>> Begin MATERIAL SHOWN

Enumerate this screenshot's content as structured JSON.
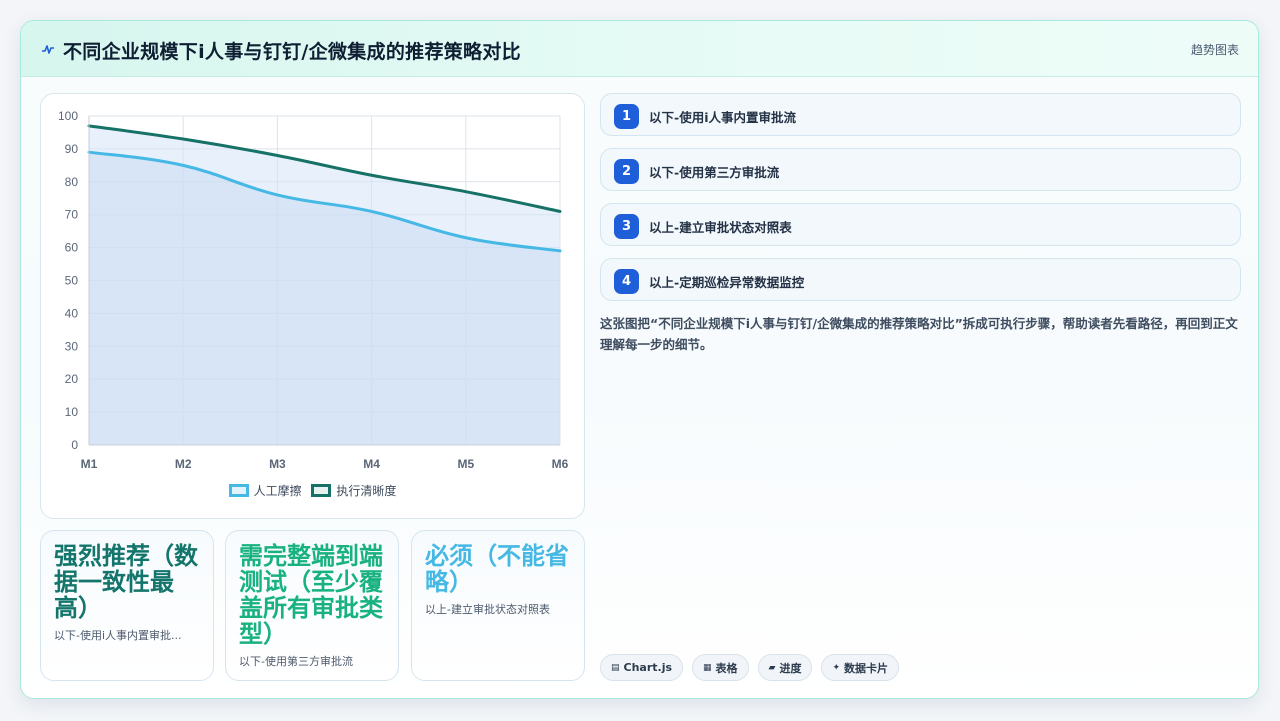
{
  "header": {
    "title": "不同企业规模下i人事与钉钉/企微集成的推荐策略对比",
    "tag": "趋势图表",
    "logo_icon": "pulse-icon"
  },
  "colors": {
    "series_a": "#45b8e6",
    "series_b": "#167166",
    "accent": "#1e5ed8",
    "kpi_1": "#13756b",
    "kpi_2": "#18b27f",
    "kpi_3": "#46b8e4"
  },
  "chart_data": {
    "type": "area",
    "categories": [
      "M1",
      "M2",
      "M3",
      "M4",
      "M5",
      "M6"
    ],
    "series": [
      {
        "name": "人工摩擦",
        "values": [
          89,
          85,
          76,
          71,
          63,
          59
        ]
      },
      {
        "name": "执行清晰度",
        "values": [
          97,
          93,
          88,
          82,
          77,
          71
        ]
      }
    ],
    "ylim": [
      0,
      100
    ],
    "yticks": [
      0,
      10,
      20,
      30,
      40,
      50,
      60,
      70,
      80,
      90,
      100
    ],
    "grid": true,
    "legend": "bottom"
  },
  "kpis": [
    {
      "value": "强烈推荐（数据一致性最高）",
      "label": "以下-使用i人事内置审批..."
    },
    {
      "value": "需完整端到端测试（至少覆盖所有审批类型）",
      "label": "以下-使用第三方审批流"
    },
    {
      "value": "必须（不能省略）",
      "label": "以上-建立审批状态对照表"
    }
  ],
  "steps": [
    {
      "num": "1",
      "label": "以下-使用i人事内置审批流"
    },
    {
      "num": "2",
      "label": "以下-使用第三方审批流"
    },
    {
      "num": "3",
      "label": "以上-建立审批状态对照表"
    },
    {
      "num": "4",
      "label": "以上-定期巡检异常数据监控"
    }
  ],
  "description": "这张图把“不同企业规模下i人事与钉钉/企微集成的推荐策略对比”拆成可执行步骤，帮助读者先看路径，再回到正文理解每一步的细节。",
  "chips": [
    {
      "icon": "chart-icon",
      "glyph": "▤",
      "label": "Chart.js"
    },
    {
      "icon": "table-icon",
      "glyph": "▦",
      "label": "表格"
    },
    {
      "icon": "progress-icon",
      "glyph": "▰",
      "label": "进度"
    },
    {
      "icon": "sparkle-icon",
      "glyph": "✦",
      "label": "数据卡片"
    }
  ]
}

>> End MATERIAL SHOWN

> **DIRECTION**
All lines of the data above that include the word "企微集成的推荐策略对比" must be shown.

> **RESPONSE TO THE EXERCISE**
    "title": "不同企业规模下i人事与钉钉/企微集成的推荐策略对比",
  "description": "这张图把“不同企业规模下i人事与钉钉/企微集成的推荐策略对比”拆成可执行步骤，帮助读者先看路径，再回到正文理解每一步的细节。",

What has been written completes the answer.